### [抜粋本文]
________________________
日経平均が昨年11月から戻り基調になったのは、外国人投資家の売り圧力が減少したためだ。ことしもこの傾向が持続すれば、株価の戻り基調が定着する可能性は小さくない。そのためにはアメリカやヨーロッパの金融危機が和らぐこと、それに日本を含めた各国の実体経済に底入れの兆候が出ること。この2点が不可欠だが、そこにも淡い光が見えないことはない。

東証第1部上場会社のPBR(株価純資産倍率)は、昨年末の時点で平均0.8倍にまで低下している。PBRというのは、株価を1株当たりの純資産で割ったもの。理論的に言うと、PBRが1倍以下になると、この会社を整理して売り払ったときの価値が株価よりも高くなるわけだ。それだけ株価が低くなりすぎていることを示している。株価の自律回復を期待できる理由の一つは、ここにもある。
________________________
### [提供データ]

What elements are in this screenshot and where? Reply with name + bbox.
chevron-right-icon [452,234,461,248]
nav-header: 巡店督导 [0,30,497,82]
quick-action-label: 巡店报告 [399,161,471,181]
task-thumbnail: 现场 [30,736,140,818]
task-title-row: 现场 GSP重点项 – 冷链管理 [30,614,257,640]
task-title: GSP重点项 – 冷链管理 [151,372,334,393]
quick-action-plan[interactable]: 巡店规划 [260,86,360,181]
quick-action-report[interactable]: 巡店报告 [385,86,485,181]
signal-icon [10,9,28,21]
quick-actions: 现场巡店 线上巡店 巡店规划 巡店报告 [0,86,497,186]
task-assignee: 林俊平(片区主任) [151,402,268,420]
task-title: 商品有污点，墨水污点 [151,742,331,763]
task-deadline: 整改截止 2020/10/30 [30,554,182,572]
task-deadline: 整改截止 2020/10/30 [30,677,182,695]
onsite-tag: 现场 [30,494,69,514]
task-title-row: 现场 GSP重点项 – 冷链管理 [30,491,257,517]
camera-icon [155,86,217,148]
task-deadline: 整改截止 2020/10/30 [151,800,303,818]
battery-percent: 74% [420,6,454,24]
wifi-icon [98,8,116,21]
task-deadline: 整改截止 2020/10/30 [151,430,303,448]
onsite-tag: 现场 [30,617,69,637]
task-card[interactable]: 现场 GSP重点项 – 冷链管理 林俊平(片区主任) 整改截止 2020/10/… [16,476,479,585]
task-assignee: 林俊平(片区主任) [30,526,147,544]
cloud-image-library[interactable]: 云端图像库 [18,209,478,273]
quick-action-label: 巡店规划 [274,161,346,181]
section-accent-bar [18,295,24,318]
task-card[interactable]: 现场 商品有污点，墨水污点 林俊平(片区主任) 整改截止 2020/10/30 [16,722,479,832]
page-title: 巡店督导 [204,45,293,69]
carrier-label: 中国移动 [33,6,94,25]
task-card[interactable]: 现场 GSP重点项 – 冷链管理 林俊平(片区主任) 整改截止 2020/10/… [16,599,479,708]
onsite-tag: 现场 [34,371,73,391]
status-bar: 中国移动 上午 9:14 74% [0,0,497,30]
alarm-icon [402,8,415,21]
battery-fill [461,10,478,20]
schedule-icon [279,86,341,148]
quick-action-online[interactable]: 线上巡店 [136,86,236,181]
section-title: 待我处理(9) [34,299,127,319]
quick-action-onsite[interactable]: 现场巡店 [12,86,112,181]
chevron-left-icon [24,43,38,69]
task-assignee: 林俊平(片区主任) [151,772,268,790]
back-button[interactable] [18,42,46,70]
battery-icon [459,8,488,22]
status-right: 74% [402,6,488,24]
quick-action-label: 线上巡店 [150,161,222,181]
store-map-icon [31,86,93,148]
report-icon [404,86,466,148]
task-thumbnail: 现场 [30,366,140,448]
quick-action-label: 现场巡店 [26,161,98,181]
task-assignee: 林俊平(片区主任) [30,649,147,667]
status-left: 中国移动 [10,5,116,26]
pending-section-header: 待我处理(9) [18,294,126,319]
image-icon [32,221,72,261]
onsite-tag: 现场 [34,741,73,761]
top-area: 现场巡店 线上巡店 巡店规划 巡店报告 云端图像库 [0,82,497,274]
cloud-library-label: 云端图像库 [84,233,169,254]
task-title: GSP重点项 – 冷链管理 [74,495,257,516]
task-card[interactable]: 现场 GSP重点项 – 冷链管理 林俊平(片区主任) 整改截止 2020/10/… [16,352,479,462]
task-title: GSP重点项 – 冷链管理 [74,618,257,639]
________________________
### [作業依頼 1]
株価に関する本文によると、東証第1部上場会社のPBRは昨年末の時点で平均何倍まで低下していますか？
### [作業依頼 2]
株価に関する本文のうち、「日経平均が昨年11月から戻り」で始まり「淡い光が見えないことはない。」で終わる部分を、一字一句そのまま書き写してください。
### [作業依頼 3]
株価に関する本文の最後の文に続けて、その先を書いてください。

### [回答文 1]
平均0.8倍です。

### [回答文 2]
日経平均が昨年11月から戻り基調になったのは、外国人投資家の売り圧力が減少したためだ。ことしもこの傾向が持続すれば、株価の戻り基調が定着する可能性は小さくない。そのためにはアメリカやヨーロッパの金融危機が和らぐこと、それに日本を含めた各国の実体経済に底入れの兆候が出ること。この2点が不可欠だが、そこにも淡い光が見えないことはない。

### [回答文 3]
株価の水準が切り上がってくれば、企業の決算にはプラスの材料に。また個人の金融資産も回復に向かうから、消費需要の増加も期待できる。このような好循環が、いつから始まるのか。その小さな芽を現在の株価動向に求めることは、決して無謀ではないように思われる。あとから振り返ると、08年末ごろが最も暗い時期だったと言えるようになるかもしれない。

                                    (続きは明日)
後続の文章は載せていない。